### GIVEN PROBLEM
Which lines contain the word "Inhba"? Return each of them as written.

### STORED ROWS
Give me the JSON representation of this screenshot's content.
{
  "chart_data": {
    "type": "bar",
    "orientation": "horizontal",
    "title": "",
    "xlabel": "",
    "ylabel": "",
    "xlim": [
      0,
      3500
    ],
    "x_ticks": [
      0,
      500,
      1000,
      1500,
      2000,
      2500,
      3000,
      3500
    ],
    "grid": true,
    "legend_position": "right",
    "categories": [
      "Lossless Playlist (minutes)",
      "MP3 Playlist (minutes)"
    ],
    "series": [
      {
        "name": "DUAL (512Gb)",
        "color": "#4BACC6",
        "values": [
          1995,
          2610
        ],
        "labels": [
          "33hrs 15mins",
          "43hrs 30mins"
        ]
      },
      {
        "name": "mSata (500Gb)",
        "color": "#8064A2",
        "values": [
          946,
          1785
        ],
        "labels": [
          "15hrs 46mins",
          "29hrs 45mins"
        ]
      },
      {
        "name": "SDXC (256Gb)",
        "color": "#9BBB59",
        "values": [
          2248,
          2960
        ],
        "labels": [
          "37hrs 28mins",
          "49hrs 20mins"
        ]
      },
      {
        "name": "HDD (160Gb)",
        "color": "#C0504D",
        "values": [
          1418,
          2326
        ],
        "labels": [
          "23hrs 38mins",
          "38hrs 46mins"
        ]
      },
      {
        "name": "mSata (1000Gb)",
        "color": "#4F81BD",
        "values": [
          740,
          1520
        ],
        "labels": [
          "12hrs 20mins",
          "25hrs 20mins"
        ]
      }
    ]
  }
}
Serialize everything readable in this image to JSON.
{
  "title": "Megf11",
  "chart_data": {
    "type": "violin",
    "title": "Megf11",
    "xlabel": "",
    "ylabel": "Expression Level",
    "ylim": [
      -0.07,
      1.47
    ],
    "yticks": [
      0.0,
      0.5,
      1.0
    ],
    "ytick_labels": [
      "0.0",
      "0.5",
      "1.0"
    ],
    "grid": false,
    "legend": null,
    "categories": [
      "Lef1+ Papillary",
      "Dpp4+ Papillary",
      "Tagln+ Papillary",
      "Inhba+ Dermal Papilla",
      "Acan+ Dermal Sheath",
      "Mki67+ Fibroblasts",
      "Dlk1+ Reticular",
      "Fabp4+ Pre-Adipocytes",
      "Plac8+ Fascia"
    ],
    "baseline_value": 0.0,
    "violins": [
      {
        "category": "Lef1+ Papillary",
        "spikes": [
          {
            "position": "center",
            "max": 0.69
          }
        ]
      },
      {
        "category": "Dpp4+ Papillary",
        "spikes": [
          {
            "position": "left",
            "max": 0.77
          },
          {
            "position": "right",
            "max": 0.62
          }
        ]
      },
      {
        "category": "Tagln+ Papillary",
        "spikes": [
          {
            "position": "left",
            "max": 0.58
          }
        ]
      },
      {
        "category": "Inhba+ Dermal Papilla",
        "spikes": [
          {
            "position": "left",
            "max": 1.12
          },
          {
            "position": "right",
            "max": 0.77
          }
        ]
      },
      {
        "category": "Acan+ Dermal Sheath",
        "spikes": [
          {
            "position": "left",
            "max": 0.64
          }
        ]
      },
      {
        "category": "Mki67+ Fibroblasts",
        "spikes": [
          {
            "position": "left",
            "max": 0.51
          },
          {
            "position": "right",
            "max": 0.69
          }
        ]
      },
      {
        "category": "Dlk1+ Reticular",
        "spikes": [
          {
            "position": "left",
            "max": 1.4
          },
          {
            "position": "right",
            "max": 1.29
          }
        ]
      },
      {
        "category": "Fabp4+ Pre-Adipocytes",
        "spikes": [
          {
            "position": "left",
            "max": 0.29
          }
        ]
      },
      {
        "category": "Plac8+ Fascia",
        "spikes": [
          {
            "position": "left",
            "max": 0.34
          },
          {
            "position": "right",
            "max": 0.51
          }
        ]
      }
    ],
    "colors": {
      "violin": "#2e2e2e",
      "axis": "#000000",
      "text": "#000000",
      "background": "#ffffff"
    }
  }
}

### SOLUTION
      "Inhba+ Dermal Papilla",
        "category": "Inhba+ Dermal Papilla",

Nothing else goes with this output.